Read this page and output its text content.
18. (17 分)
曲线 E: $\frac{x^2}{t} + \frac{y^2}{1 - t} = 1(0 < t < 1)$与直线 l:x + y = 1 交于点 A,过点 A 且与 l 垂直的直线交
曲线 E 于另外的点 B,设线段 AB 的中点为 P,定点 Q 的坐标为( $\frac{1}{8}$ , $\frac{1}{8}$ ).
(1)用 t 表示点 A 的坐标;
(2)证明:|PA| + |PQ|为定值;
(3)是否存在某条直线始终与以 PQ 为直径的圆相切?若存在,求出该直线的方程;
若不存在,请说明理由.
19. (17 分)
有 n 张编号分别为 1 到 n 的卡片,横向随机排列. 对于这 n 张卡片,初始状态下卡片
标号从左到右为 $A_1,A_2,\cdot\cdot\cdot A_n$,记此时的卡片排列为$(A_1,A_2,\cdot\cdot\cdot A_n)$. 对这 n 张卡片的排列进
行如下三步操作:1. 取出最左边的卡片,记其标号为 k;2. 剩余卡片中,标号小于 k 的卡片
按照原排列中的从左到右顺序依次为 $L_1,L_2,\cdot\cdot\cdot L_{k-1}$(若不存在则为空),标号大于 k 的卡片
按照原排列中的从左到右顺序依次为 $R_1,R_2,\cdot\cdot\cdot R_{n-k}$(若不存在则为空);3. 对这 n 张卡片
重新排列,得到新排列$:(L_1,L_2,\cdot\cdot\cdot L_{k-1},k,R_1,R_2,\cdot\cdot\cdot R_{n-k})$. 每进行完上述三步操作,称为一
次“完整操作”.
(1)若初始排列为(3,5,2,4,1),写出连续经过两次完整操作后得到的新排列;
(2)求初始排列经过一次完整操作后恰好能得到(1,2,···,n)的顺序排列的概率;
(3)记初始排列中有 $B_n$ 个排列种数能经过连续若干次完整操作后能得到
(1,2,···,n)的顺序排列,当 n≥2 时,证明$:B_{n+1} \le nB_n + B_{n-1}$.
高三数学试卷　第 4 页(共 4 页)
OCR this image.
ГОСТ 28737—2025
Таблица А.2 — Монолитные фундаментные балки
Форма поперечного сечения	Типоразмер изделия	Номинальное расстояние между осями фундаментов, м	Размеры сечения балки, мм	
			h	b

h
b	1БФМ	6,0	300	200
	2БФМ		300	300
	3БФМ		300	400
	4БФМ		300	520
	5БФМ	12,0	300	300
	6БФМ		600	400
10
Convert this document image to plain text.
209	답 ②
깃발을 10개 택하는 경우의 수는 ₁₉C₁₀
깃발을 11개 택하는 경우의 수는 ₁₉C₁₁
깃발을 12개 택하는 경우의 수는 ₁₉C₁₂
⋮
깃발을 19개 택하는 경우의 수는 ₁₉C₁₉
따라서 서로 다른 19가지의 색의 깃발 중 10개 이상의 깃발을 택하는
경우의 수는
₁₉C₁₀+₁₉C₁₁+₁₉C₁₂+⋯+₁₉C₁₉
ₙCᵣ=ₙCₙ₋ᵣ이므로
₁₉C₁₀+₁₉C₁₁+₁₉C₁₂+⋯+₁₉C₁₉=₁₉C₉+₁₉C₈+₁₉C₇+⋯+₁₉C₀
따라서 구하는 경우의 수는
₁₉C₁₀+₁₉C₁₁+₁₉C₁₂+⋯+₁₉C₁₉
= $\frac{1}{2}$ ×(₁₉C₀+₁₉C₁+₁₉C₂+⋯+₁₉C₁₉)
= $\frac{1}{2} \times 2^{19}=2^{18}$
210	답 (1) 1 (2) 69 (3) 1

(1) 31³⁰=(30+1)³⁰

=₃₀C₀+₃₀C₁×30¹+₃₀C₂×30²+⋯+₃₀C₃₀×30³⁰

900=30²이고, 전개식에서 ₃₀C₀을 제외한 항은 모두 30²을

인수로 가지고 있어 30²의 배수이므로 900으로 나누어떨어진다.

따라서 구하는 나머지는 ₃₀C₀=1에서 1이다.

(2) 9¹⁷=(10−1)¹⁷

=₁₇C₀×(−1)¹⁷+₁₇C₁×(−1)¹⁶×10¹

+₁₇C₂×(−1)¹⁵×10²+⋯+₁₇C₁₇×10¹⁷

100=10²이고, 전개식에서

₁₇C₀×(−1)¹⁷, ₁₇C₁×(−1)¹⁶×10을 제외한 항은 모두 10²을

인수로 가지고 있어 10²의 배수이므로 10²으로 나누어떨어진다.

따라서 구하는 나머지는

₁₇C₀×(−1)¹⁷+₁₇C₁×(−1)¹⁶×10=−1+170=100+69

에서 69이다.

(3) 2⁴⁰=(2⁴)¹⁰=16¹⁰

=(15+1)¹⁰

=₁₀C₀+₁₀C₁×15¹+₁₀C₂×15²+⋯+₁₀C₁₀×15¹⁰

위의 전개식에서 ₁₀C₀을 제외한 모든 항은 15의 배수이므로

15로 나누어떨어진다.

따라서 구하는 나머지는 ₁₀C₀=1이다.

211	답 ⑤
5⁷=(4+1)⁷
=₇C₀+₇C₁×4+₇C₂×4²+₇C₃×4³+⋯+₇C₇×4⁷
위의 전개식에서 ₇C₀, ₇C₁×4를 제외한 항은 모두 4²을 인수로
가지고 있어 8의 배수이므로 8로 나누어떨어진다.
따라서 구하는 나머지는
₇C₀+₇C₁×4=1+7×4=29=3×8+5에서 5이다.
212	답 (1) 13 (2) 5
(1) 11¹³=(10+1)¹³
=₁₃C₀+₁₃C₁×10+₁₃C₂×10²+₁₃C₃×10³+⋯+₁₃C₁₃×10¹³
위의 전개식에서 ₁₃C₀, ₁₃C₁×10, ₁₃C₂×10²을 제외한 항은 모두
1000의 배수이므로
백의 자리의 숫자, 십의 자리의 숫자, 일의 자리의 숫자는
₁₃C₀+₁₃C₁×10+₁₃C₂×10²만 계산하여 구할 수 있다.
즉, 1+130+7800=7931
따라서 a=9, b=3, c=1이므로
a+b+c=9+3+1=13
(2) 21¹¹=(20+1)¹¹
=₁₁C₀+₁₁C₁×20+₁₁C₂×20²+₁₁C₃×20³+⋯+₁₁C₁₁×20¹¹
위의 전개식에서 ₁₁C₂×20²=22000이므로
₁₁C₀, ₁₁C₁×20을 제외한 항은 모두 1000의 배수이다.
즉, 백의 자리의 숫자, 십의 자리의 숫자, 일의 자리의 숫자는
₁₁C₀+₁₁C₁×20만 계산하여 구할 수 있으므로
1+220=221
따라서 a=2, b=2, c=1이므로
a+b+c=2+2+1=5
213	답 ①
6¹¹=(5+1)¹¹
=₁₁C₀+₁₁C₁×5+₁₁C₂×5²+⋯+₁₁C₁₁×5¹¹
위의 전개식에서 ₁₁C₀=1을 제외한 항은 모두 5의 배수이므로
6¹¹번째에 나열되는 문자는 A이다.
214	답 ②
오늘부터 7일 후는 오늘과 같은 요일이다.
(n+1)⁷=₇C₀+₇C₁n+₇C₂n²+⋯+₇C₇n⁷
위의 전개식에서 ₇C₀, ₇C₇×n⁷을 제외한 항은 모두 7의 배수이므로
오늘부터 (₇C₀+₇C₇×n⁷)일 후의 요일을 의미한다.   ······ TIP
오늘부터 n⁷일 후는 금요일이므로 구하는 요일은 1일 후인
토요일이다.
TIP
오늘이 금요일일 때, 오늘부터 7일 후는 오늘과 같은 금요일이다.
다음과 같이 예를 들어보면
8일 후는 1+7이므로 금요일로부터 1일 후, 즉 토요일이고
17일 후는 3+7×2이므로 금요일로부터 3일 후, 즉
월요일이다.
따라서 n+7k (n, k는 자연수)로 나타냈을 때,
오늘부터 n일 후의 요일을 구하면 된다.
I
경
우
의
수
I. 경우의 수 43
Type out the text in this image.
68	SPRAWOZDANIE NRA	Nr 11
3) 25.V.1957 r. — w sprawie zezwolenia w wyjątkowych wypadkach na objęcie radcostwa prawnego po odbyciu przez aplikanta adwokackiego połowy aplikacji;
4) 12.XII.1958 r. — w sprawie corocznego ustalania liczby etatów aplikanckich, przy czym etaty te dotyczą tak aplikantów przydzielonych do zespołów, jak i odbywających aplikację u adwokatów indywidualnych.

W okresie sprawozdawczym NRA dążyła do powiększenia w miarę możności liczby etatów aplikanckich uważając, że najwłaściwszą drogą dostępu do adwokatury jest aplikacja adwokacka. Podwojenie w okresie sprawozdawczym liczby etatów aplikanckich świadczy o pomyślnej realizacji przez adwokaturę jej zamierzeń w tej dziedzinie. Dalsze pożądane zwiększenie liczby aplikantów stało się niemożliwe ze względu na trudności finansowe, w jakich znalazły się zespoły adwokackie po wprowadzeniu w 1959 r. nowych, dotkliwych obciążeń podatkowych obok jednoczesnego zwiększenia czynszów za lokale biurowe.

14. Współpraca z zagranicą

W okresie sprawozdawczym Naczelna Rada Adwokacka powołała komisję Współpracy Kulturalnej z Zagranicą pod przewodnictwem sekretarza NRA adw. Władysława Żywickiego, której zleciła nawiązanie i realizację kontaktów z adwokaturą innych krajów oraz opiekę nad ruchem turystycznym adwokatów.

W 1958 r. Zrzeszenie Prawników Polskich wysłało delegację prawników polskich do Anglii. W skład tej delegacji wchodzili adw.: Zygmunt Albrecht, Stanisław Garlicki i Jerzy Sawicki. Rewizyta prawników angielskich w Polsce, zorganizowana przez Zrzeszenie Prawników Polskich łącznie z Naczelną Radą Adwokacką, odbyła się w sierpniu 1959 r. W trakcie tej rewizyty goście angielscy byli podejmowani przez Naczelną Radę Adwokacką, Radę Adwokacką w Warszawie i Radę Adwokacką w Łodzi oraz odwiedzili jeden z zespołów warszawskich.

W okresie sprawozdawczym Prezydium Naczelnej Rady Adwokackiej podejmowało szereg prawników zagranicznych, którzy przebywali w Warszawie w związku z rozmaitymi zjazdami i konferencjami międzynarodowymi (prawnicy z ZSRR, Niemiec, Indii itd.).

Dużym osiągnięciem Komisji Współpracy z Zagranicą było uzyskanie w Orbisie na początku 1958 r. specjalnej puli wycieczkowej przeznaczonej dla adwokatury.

== == ==

Task to carry out => Return every line in the listing that contains the word "frac".

Response below =>
曲线 E: $\frac{x^2}{t} + \frac{y^2}{1 - t} = 1(0 < t < 1)$与直线 l:x + y = 1 交于点 A,过点 A 且与 l 垂直的直线交
曲线 E 于另外的点 B,设线段 AB 的中点为 P,定点 Q 的坐标为( $\frac{1}{8}$ , $\frac{1}{8}$ ).
= $\frac{1}{2}$ ×(₁₉C₀+₁₉C₁+₁₉C₂+⋯+₁₉C₁₉)
= $\frac{1}{2} \times 2^{19}=2^{18}$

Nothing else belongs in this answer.